Within the harsh competition of institutional reform among countries, those who succeed in developing the administration engineering for an institutional design will be the winners in the next decade.

'Market failure' is often pointed out. However, most 'Market failure' is actually
the failure of an institution rather than the failure of the market. Let me take solutions to environmental problems, which are often considered as market failures, as an example.

'Leave everything to the market' means 'leave everything to the independent choice of individuals.'  Even though a whole nation believes unanimously that environmental protection is important, it will be difficult to achieve a good result by leaving solutions to environmental problems to the market without preparing an institution to create incentives for environmental protection. In such a situation, as costs deriving from environmental protection become handicaps in competition unless they are guaranteed by institutions, those who try to benefit by avoiding costs would emerge. Because it is natural under such concerns that no one would bear costs to protect the environment. An effort to solve problems by moralistic argument without preparing a rigorous institution might result in a situation where only the honest and obedient become losers. The reason the market is not oriented toward environmental protection despite unanimous support for protection, is in this case, not because there is a problem in market functioning but because no offering incentives to environmental protection is built in the market.

If market performance changes according to institutions, it is reasonable to consider
that institutions should be reformed to achieve a good performance. The importance of institutions has been recognized ever since it was argued by Adam Smith. However, to my surprise, many economists -with few exceptions like Hurwicz-have been skeptical toward institutional design. This is despite the fact that many institutions, like laws and the in-house rules of companies -- with the exception of customs and other voluntary institutions -- have been developed intentionally. If we have to prepare rules to be observed by human society through laws and other means in any case, we should prepare them only after thorough examination of chains of incentives from the society and the organization levels to the individual level.

Given problem => Write the next part of the passage on market failure and institutional design, starting right after its last sentence.

[Extracted data entries]
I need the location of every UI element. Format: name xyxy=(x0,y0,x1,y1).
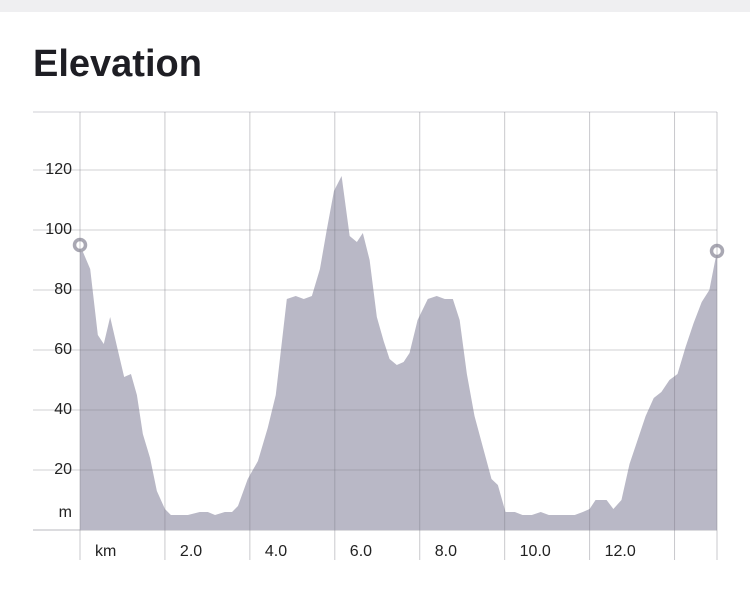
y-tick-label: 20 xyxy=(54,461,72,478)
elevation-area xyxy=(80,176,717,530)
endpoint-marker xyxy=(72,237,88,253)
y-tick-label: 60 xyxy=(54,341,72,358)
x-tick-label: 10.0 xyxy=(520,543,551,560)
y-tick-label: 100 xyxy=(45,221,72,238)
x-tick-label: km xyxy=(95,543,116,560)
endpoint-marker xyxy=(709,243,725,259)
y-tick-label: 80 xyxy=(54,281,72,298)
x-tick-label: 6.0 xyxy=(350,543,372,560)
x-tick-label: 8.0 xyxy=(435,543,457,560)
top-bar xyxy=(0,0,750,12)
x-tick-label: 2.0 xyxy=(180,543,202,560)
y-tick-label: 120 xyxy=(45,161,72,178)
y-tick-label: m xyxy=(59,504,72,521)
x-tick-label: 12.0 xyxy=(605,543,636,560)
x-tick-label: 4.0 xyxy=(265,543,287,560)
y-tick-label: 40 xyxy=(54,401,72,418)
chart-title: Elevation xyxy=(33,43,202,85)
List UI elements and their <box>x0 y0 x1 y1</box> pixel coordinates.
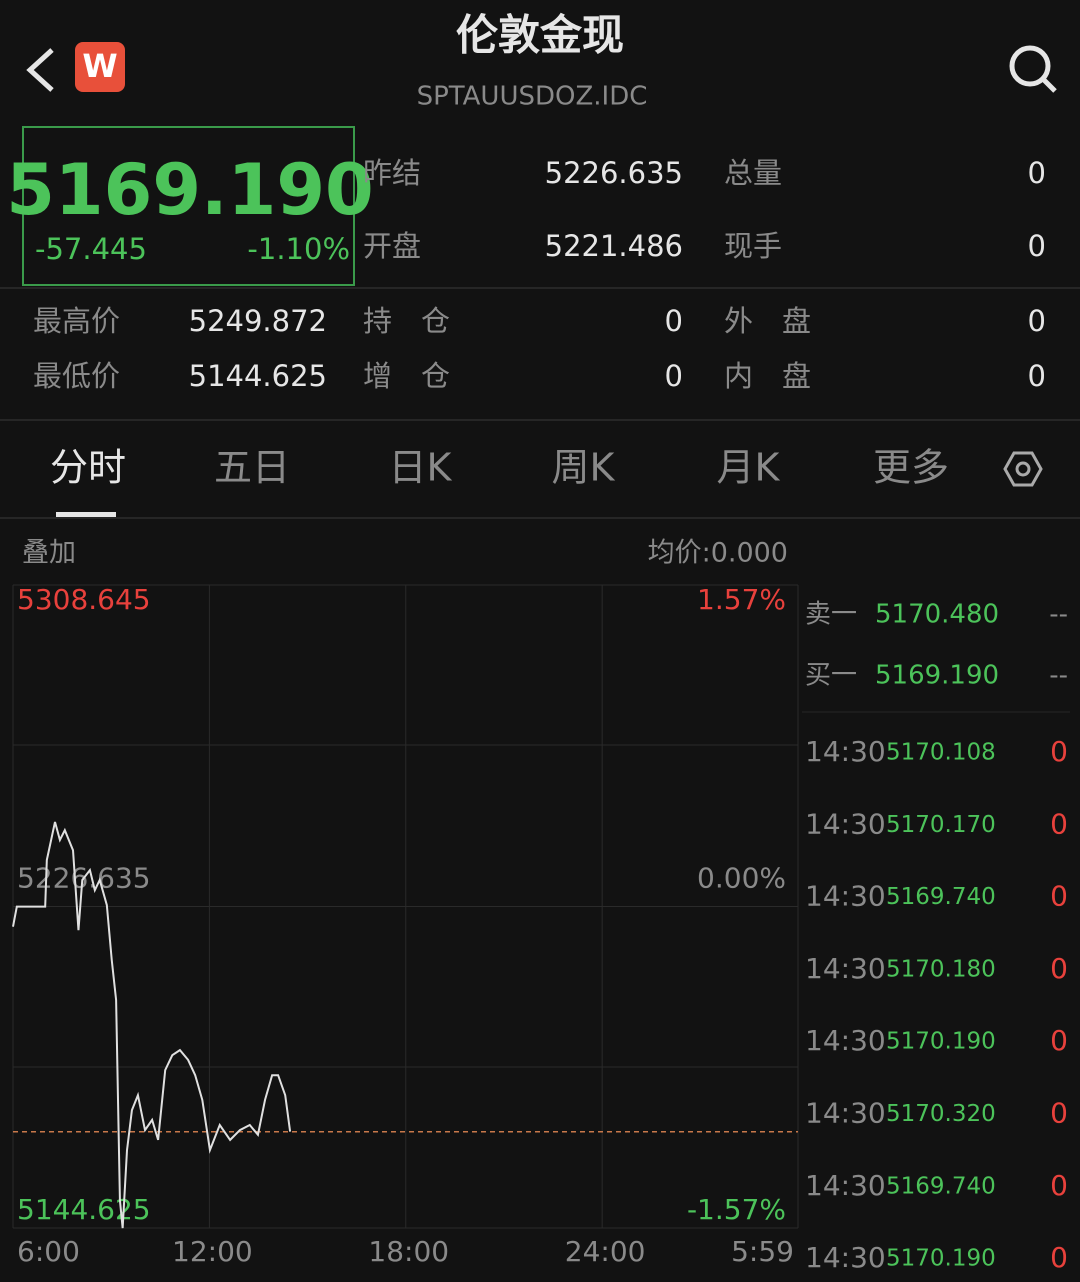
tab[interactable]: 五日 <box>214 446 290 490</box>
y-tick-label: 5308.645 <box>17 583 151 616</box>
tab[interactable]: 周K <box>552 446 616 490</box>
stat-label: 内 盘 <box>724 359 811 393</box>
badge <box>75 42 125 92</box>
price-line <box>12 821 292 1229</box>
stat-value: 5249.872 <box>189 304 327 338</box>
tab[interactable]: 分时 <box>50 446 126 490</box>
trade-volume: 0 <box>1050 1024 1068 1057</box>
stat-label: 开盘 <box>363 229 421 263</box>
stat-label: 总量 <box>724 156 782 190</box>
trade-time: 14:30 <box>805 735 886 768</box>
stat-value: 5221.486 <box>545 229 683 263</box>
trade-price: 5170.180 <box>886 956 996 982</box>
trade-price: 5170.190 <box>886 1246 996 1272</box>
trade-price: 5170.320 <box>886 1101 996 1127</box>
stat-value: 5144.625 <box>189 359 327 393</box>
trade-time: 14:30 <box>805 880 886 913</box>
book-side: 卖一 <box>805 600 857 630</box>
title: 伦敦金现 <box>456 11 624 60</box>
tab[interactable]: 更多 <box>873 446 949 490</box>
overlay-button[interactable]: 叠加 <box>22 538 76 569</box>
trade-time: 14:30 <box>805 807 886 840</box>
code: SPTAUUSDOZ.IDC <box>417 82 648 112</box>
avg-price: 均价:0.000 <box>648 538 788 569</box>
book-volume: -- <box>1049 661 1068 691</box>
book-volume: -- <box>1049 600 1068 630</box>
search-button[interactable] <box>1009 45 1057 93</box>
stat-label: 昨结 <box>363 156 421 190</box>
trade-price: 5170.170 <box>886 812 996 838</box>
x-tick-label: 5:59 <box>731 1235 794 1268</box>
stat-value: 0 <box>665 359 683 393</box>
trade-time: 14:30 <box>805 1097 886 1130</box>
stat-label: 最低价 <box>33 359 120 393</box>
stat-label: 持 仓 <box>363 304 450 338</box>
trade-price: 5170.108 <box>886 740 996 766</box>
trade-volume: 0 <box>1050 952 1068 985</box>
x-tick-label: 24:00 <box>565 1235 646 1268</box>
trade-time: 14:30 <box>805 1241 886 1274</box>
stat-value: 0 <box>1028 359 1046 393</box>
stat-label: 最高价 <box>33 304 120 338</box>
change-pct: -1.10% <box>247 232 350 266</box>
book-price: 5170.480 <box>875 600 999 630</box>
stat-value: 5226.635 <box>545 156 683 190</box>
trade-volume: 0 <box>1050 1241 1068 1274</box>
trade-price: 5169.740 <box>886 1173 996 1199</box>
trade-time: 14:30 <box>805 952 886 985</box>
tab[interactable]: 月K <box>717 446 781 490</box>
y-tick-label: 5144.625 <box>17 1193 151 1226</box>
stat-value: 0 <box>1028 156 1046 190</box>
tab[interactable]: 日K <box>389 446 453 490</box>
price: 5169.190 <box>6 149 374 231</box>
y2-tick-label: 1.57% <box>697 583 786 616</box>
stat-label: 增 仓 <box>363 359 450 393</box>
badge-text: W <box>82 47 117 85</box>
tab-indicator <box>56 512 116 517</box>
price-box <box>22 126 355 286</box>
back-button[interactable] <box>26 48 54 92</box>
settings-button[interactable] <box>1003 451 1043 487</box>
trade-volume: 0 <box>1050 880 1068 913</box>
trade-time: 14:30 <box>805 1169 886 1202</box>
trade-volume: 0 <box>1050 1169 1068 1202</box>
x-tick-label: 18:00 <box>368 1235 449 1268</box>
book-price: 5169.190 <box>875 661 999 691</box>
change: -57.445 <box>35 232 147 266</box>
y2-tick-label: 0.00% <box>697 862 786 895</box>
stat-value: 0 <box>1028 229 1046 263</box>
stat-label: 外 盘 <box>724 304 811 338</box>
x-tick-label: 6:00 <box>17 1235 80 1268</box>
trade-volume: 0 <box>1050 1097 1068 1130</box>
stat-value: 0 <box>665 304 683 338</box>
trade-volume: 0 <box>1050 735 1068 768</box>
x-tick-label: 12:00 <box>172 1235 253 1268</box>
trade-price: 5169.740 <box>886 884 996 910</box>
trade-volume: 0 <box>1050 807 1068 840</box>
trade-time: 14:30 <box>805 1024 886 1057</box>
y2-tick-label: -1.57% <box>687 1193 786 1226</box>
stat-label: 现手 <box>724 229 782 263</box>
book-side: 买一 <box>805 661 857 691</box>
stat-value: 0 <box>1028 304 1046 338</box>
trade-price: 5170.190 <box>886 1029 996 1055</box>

Final answer =>
Of course, it is generally difficult to judge the root cause of a certain economic
phenomenon in the actual economy and to prescribe effective actions with appropriate incentives. (For example, it is difficult to make a judgement from the actual bubble phenomenon whether the emergence of the bubble economy was due to a lack of information or other elements, whether the emergence of the bubble economy can be avoided through certain types of regulation, etc.) However, with the advance of theories such as game theory and auction theory, experiments that were traditionally considered available only in the sphere of the natural sciences have now become also available in economics. Such methods are becoming applicable to institutional design. We are now being ushered into the age of the birth of a new engineering which can be called  'administration engineering' or 'institutional engineering', named after the recently popular 'financial engineering'.

Paradoxically the more the market takes over social decision making from the government
due to deregulation, the more important institutional design of the market will become a governmental task. Regardless of efforts on the company level as well as on the individual level, such effort will not bear fruit as long as the institutional system of a nation causes inefficiency and inequality. State-of-the-art theories and experiments are applied to designs for airplanes or large-scale bridges as a matter of course. State-of-the-art theories and experiments should be freely used for an institutional design as well, to realize the best possible achievement down to the details. We have now been ushered into such age.

With the advance of globalization, the time has come for companies to choose countries.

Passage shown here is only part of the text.